--- GOAL ---
Where a line holds the string "viande", return that line.

__________

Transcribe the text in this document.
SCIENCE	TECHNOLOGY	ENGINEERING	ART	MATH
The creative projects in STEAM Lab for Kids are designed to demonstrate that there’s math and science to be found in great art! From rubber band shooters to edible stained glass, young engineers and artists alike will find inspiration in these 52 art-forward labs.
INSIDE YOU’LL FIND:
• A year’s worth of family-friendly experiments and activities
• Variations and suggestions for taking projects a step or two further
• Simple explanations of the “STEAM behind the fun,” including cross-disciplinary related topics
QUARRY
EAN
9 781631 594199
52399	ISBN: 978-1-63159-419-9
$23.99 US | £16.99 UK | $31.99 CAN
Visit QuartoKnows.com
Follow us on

__________

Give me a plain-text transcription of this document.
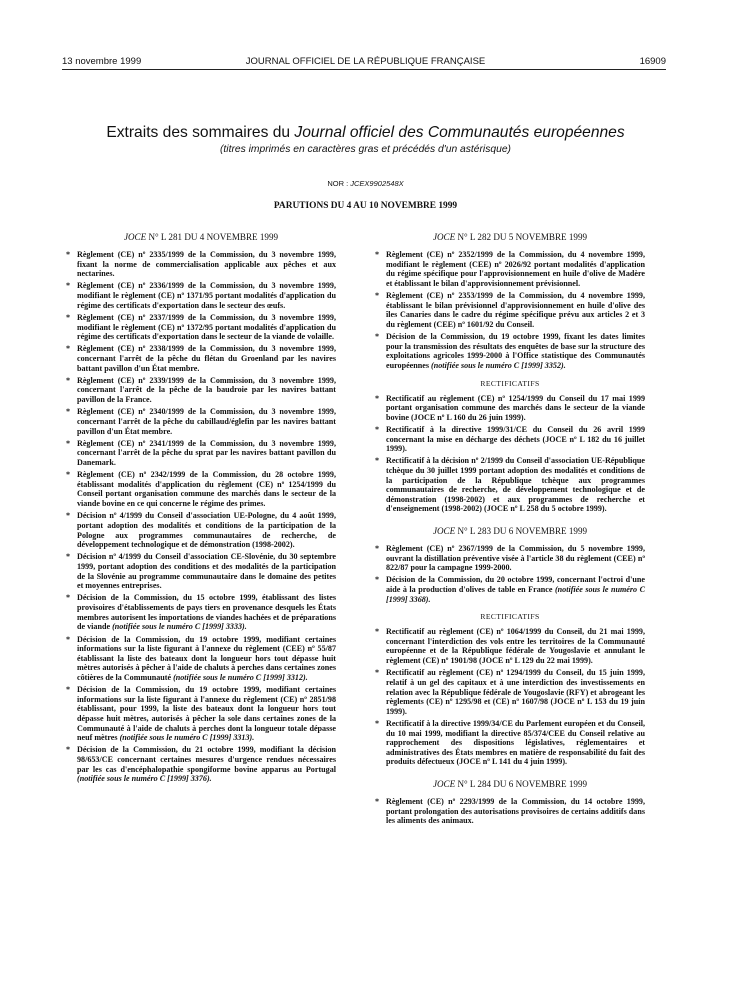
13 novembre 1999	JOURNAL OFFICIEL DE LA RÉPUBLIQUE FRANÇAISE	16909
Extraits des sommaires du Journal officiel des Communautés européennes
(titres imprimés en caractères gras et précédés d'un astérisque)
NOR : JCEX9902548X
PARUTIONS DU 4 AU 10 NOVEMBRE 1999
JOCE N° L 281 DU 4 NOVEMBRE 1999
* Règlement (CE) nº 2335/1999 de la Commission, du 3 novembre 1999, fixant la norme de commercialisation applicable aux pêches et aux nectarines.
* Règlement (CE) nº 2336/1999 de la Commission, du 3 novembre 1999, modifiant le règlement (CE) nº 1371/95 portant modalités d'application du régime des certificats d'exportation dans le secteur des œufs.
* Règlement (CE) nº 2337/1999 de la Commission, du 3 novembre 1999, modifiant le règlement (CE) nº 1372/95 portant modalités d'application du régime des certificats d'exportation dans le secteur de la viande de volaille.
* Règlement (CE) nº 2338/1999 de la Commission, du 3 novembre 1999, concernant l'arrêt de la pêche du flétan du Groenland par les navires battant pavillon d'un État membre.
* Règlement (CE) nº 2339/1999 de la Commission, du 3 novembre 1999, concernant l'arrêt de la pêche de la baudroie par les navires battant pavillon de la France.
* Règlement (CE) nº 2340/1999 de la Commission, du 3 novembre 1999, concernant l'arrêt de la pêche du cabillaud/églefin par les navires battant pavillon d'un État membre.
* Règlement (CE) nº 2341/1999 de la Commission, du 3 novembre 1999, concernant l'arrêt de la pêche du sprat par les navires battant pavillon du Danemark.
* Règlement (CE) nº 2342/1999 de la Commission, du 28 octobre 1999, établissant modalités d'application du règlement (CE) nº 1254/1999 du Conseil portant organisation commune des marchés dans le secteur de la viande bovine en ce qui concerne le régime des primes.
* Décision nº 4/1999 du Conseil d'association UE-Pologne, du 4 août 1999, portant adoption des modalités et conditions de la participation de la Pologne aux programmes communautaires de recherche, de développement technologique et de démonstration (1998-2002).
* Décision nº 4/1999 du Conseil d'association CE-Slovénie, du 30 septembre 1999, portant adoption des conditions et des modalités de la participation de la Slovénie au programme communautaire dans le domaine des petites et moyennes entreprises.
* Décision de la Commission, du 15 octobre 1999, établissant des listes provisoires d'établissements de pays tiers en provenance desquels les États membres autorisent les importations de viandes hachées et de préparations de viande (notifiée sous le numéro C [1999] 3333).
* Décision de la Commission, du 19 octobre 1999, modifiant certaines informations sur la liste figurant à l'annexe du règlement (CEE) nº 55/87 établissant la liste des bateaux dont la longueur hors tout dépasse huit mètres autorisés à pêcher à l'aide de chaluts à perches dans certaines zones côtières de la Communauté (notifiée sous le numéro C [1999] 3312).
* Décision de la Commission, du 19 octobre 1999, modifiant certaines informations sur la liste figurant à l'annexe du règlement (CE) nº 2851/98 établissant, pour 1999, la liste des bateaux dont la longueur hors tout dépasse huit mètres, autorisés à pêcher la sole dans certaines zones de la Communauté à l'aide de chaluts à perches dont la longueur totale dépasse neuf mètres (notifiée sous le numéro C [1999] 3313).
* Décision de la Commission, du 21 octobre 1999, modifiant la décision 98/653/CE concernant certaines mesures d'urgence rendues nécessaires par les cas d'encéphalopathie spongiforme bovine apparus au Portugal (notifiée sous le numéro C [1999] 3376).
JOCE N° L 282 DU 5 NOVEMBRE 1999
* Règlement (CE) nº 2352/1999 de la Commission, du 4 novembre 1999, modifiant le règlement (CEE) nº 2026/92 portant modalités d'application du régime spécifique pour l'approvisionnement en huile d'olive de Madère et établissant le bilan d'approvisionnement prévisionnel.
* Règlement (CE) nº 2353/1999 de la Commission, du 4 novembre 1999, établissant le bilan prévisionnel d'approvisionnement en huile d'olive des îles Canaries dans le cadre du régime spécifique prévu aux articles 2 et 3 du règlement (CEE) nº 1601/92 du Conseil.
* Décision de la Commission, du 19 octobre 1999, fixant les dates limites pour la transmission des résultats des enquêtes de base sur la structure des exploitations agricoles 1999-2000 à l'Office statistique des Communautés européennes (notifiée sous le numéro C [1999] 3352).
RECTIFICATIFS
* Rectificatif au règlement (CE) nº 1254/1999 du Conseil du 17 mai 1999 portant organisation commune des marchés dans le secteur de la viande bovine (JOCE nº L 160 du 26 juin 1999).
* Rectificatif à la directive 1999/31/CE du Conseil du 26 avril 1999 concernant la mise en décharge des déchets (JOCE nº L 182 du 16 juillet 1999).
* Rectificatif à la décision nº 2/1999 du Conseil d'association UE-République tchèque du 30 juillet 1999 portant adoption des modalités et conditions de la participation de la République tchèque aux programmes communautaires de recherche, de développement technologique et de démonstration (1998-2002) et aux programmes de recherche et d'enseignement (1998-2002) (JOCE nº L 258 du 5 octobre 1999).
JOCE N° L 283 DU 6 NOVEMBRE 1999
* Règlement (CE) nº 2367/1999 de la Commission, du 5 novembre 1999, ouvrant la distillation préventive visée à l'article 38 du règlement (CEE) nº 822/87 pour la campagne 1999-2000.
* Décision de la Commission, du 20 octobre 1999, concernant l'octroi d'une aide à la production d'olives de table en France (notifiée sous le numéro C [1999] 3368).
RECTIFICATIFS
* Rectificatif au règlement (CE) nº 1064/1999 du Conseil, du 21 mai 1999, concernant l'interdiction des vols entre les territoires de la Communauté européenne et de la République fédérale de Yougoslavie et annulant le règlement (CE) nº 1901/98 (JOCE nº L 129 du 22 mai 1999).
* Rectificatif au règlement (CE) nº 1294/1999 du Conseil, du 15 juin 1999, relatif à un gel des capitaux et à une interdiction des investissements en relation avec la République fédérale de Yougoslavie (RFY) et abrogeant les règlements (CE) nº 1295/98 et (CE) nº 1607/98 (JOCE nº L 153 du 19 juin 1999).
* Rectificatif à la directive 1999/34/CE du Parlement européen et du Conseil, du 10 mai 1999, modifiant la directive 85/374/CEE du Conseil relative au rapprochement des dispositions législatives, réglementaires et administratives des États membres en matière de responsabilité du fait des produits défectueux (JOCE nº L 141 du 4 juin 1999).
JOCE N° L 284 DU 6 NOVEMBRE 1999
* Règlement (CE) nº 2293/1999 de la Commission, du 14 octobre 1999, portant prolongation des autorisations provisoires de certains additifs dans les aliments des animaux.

__________

--- THE COMPLETED TASK ---
* Règlement (CE) nº 2337/1999 de la Commission, du 3 novembre 1999, modifiant le règlement (CE) nº 1372/95 portant modalités d'application du régime des certificats d'exportation dans le secteur de la viande de volaille.
* Règlement (CE) nº 2342/1999 de la Commission, du 28 octobre 1999, établissant modalités d'application du règlement (CE) nº 1254/1999 du Conseil portant organisation commune des marchés dans le secteur de la viande bovine en ce qui concerne le régime des primes.
* Décision de la Commission, du 15 octobre 1999, établissant des listes provisoires d'établissements de pays tiers en provenance desquels les États membres autorisent les importations de viandes hachées et de préparations de viande (notifiée sous le numéro C [1999] 3333).
* Rectificatif au règlement (CE) nº 1254/1999 du Conseil du 17 mai 1999 portant organisation commune des marchés dans le secteur de la viande bovine (JOCE nº L 160 du 26 juin 1999).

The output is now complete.